### GIVEN EXERCISE:
Extract all data as written.

### INPUT:
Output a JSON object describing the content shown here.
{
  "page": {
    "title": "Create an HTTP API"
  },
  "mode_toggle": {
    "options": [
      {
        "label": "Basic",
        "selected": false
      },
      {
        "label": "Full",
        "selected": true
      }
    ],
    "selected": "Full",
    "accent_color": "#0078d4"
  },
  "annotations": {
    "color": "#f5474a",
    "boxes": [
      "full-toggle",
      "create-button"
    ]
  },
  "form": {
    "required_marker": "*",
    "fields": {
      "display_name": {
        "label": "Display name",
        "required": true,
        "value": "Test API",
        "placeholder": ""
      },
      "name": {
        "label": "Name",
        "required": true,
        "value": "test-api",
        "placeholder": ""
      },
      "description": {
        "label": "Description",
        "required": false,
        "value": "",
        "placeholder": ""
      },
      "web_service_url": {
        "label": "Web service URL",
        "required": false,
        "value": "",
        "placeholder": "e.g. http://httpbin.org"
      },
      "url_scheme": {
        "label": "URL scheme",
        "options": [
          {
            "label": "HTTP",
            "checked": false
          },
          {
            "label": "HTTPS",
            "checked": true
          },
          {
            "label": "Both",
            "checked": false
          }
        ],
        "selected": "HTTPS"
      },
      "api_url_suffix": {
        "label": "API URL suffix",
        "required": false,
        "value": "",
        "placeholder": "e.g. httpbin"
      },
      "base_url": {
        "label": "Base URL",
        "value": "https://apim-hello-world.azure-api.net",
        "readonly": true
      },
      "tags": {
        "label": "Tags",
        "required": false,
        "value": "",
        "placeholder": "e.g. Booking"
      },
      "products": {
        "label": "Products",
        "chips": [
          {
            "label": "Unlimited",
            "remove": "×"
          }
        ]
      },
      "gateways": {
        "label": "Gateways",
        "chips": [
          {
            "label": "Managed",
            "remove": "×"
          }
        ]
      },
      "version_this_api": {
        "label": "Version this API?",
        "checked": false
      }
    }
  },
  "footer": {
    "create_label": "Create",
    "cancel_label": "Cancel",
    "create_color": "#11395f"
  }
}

### TASK ANSWER:
Output a JSON object describing the content shown here.
{
  "page": {
    "title": "Create an HTTP API"
  },
  "mode_toggle": {
    "options": [
      {
        "label": "Basic",
        "selected": false
      },
      {
        "label": "Full",
        "selected": true
      }
    ],
    "selected": "Full",
    "accent_color": "#0078d4"
  },
  "annotations": {
    "color": "#f5474a",
    "boxes": [
      "full-toggle",
      "create-button"
    ]
  },
  "form": {
    "required_marker": "*",
    "fields": {
      "display_name": {
        "label": "Display name",
        "required": true,
        "value": "Test API",
        "placeholder": ""
      },
      "name": {
        "label": "Name",
        "required": true,
        "value": "test-api",
        "placeholder": ""
      },
      "description": {
        "label": "Description",
        "required": false,
        "value": "",
        "placeholder": ""
      },
      "web_service_url": {
        "label": "Web service URL",
        "required": false,
        "value": "",
        "placeholder": "e.g. http://httpbin.org"
      },
      "url_scheme": {
        "label": "URL scheme",
        "options": [
          {
            "label": "HTTP",
            "checked": false
          },
          {
            "label": "HTTPS",
            "checked": true
          },
          {
            "label": "Both",
            "checked": false
          }
        ],
        "selected": "HTTPS"
      },
      "api_url_suffix": {
        "label": "API URL suffix",
        "required": false,
        "value": "",
        "placeholder": "e.g. httpbin"
      },
      "base_url": {
        "label": "Base URL",
        "value": "https://apim-hello-world.azure-api.net",
        "readonly": true
      },
      "tags": {
        "label": "Tags",
        "required": false,
        "value": "",
        "placeholder": "e.g. Booking"
      },
      "products": {
        "label": "Products",
        "chips": [
          {
            "label": "Unlimited",
            "remove": "×"
          }
        ]
      },
      "gateways": {
        "label": "Gateways",
        "chips": [
          {
            "label": "Managed",
            "remove": "×"
          }
        ]
      },
      "version_this_api": {
        "label": "Version this API?",
        "checked": false
      }
    }
  },
  "footer": {
    "create_label": "Create",
    "cancel_label": "Cancel",
    "create_color": "#11395f"
  }
}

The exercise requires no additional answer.